Task requirements: Transcription should be exact. Include all entries.

Entries provided:
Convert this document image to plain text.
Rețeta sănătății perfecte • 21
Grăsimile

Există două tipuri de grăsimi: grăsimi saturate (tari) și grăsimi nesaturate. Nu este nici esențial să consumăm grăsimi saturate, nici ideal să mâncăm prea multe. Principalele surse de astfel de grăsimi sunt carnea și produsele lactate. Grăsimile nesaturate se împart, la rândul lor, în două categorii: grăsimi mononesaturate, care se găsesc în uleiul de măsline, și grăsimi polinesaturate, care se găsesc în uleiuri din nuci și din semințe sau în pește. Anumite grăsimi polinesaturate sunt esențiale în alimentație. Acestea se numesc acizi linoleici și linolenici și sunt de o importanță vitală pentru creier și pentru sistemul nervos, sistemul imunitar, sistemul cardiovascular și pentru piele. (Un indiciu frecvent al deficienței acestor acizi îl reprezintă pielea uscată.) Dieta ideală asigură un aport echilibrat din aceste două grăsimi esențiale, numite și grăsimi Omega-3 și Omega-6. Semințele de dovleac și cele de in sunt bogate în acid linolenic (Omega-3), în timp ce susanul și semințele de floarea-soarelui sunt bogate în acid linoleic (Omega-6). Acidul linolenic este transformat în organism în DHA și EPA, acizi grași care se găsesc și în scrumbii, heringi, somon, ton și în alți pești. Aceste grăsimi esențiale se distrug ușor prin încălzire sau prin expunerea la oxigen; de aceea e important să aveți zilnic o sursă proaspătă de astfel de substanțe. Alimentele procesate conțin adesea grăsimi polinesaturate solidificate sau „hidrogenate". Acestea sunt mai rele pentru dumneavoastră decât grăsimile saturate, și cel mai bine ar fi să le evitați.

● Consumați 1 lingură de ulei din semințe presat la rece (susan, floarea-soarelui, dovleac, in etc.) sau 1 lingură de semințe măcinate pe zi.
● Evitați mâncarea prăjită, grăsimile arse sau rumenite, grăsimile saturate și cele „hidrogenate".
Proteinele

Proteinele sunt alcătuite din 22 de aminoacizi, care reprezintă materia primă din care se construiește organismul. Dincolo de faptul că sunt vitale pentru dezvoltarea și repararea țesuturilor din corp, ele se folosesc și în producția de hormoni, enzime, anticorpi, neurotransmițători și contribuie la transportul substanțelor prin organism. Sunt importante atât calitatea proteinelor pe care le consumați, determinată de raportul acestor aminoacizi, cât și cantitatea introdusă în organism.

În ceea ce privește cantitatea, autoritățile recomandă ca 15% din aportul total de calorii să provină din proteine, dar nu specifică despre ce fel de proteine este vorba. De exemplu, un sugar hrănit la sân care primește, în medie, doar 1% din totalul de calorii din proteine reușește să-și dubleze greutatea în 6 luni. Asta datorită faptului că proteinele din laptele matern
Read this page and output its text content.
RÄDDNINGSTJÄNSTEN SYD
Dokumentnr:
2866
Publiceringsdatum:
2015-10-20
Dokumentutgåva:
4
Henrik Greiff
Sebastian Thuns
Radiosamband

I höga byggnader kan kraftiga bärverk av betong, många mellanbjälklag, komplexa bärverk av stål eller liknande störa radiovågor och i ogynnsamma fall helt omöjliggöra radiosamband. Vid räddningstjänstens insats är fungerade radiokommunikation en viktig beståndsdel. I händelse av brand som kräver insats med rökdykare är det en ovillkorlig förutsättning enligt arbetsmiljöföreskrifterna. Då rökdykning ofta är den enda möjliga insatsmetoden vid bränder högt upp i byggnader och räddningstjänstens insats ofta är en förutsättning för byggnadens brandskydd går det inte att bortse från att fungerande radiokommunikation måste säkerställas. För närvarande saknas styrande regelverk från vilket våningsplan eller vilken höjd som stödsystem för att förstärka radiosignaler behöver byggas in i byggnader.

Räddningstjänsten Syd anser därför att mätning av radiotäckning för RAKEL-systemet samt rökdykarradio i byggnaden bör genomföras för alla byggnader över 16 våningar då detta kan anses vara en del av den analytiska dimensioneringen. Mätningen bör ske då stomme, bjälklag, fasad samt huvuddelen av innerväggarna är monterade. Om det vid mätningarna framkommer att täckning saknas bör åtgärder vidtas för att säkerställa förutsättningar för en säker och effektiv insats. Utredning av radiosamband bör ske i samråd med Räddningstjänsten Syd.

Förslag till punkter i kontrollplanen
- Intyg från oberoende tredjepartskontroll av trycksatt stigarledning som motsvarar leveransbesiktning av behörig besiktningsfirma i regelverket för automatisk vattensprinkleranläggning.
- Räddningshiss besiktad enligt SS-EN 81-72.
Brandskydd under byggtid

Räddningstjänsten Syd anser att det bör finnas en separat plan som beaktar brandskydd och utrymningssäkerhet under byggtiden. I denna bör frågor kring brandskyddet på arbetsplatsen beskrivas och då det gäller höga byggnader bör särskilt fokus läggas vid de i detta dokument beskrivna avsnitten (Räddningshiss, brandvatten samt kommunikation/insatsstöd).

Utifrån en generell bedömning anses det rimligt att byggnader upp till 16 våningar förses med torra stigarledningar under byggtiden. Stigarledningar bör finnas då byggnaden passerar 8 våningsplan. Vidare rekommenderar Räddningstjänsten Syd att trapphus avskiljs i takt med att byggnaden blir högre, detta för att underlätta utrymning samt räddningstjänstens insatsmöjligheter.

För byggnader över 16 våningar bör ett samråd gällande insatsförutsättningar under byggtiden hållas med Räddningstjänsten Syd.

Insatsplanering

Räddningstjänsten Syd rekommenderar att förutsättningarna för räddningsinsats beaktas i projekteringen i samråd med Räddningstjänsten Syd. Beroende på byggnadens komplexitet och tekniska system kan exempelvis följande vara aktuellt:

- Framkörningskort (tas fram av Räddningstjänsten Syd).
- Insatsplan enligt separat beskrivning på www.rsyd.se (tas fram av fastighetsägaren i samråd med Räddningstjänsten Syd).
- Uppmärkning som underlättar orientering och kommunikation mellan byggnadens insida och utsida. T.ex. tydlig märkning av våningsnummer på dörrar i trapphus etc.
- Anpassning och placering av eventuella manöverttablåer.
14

Your response:
Convert this document image to plain text.
Rețeta sănătății perfecte • 21
Grăsimile

Există două tipuri de grăsimi: grăsimi saturate (tari) și grăsimi nesaturate. Nu este nici esențial să consumăm grăsimi saturate, nici ideal să mâncăm prea multe. Principalele surse de astfel de grăsimi sunt carnea și produsele lactate. Grăsimile nesaturate se împart, la rândul lor, în două categorii: grăsimi mononesaturate, care se găsesc în uleiul de măsline, și grăsimi polinesaturate, care se găsesc în uleiuri din nuci și din semințe sau în pește. Anumite grăsimi polinesaturate sunt esențiale în alimentație. Acestea se numesc acizi linoleici și linolenici și sunt de o importanță vitală pentru creier și pentru sistemul nervos, sistemul imunitar, sistemul cardiovascular și pentru piele. (Un indiciu frecvent al deficienței acestor acizi îl reprezintă pielea uscată.) Dieta ideală asigură un aport echilibrat din aceste două grăsimi esențiale, numite și grăsimi Omega-3 și Omega-6. Semințele de dovleac și cele de in sunt bogate în acid linolenic (Omega-3), în timp ce susanul și semințele de floarea-soarelui sunt bogate în acid linoleic (Omega-6). Acidul linolenic este transformat în organism în DHA și EPA, acizi grași care se găsesc și în scrumbii, heringi, somon, ton și în alți pești. Aceste grăsimi esențiale se distrug ușor prin încălzire sau prin expunerea la oxigen; de aceea e important să aveți zilnic o sursă proaspătă de astfel de substanțe. Alimentele procesate conțin adesea grăsimi polinesaturate solidificate sau „hidrogenate". Acestea sunt mai rele pentru dumneavoastră decât grăsimile saturate, și cel mai bine ar fi să le evitați.

● Consumați 1 lingură de ulei din semințe presat la rece (susan, floarea-soarelui, dovleac, in etc.) sau 1 lingură de semințe măcinate pe zi.
● Evitați mâncarea prăjită, grăsimile arse sau rumenite, grăsimile saturate și cele „hidrogenate".
Proteinele

Proteinele sunt alcătuite din 22 de aminoacizi, care reprezintă materia primă din care se construiește organismul. Dincolo de faptul că sunt vitale pentru dezvoltarea și repararea țesuturilor din corp, ele se folosesc și în producția de hormoni, enzime, anticorpi, neurotransmițători și contribuie la transportul substanțelor prin organism. Sunt importante atât calitatea proteinelor pe care le consumați, determinată de raportul acestor aminoacizi, cât și cantitatea introdusă în organism.

În ceea ce privește cantitatea, autoritățile recomandă ca 15% din aportul total de calorii să provină din proteine, dar nu specifică despre ce fel de proteine este vorba. De exemplu, un sugar hrănit la sân care primește, în medie, doar 1% din totalul de calorii din proteine reușește să-și dubleze greutatea în 6 luni. Asta datorită faptului că proteinele din laptele matern
Read this page and output its text content.
RÄDDNINGSTJÄNSTEN SYD
Dokumentnr:
2866
Publiceringsdatum:
2015-10-20
Dokumentutgåva:
4
Henrik Greiff
Sebastian Thuns
Radiosamband

I höga byggnader kan kraftiga bärverk av betong, många mellanbjälklag, komplexa bärverk av stål eller liknande störa radiovågor och i ogynnsamma fall helt omöjliggöra radiosamband. Vid räddningstjänstens insats är fungerade radiokommunikation en viktig beståndsdel. I händelse av brand som kräver insats med rökdykare är det en ovillkorlig förutsättning enligt arbetsmiljöföreskrifterna. Då rökdykning ofta är den enda möjliga insatsmetoden vid bränder högt upp i byggnader och räddningstjänstens insats ofta är en förutsättning för byggnadens brandskydd går det inte att bortse från att fungerande radiokommunikation måste säkerställas. För närvarande saknas styrande regelverk från vilket våningsplan eller vilken höjd som stödsystem för att förstärka radiosignaler behöver byggas in i byggnader.

Räddningstjänsten Syd anser därför att mätning av radiotäckning för RAKEL-systemet samt rökdykarradio i byggnaden bör genomföras för alla byggnader över 16 våningar då detta kan anses vara en del av den analytiska dimensioneringen. Mätningen bör ske då stomme, bjälklag, fasad samt huvuddelen av innerväggarna är monterade. Om det vid mätningarna framkommer att täckning saknas bör åtgärder vidtas för att säkerställa förutsättningar för en säker och effektiv insats. Utredning av radiosamband bör ske i samråd med Räddningstjänsten Syd.

Förslag till punkter i kontrollplanen
- Intyg från oberoende tredjepartskontroll av trycksatt stigarledning som motsvarar leveransbesiktning av behörig besiktningsfirma i regelverket för automatisk vattensprinkleranläggning.
- Räddningshiss besiktad enligt SS-EN 81-72.
Brandskydd under byggtid

Räddningstjänsten Syd anser att det bör finnas en separat plan som beaktar brandskydd och utrymningssäkerhet under byggtiden. I denna bör frågor kring brandskyddet på arbetsplatsen beskrivas och då det gäller höga byggnader bör särskilt fokus läggas vid de i detta dokument beskrivna avsnitten (Räddningshiss, brandvatten samt kommunikation/insatsstöd).

Utifrån en generell bedömning anses det rimligt att byggnader upp till 16 våningar förses med torra stigarledningar under byggtiden. Stigarledningar bör finnas då byggnaden passerar 8 våningsplan. Vidare rekommenderar Räddningstjänsten Syd att trapphus avskiljs i takt med att byggnaden blir högre, detta för att underlätta utrymning samt räddningstjänstens insatsmöjligheter.

För byggnader över 16 våningar bör ett samråd gällande insatsförutsättningar under byggtiden hållas med Räddningstjänsten Syd.

Insatsplanering

Räddningstjänsten Syd rekommenderar att förutsättningarna för räddningsinsats beaktas i projekteringen i samråd med Räddningstjänsten Syd. Beroende på byggnadens komplexitet och tekniska system kan exempelvis följande vara aktuellt:

- Framkörningskort (tas fram av Räddningstjänsten Syd).
- Insatsplan enligt separat beskrivning på www.rsyd.se (tas fram av fastighetsägaren i samråd med Räddningstjänsten Syd).
- Uppmärkning som underlättar orientering och kommunikation mellan byggnadens insida och utsida. T.ex. tydlig märkning av våningsnummer på dörrar i trapphus etc.
- Anpassning och placering av eventuella manöverttablåer.
14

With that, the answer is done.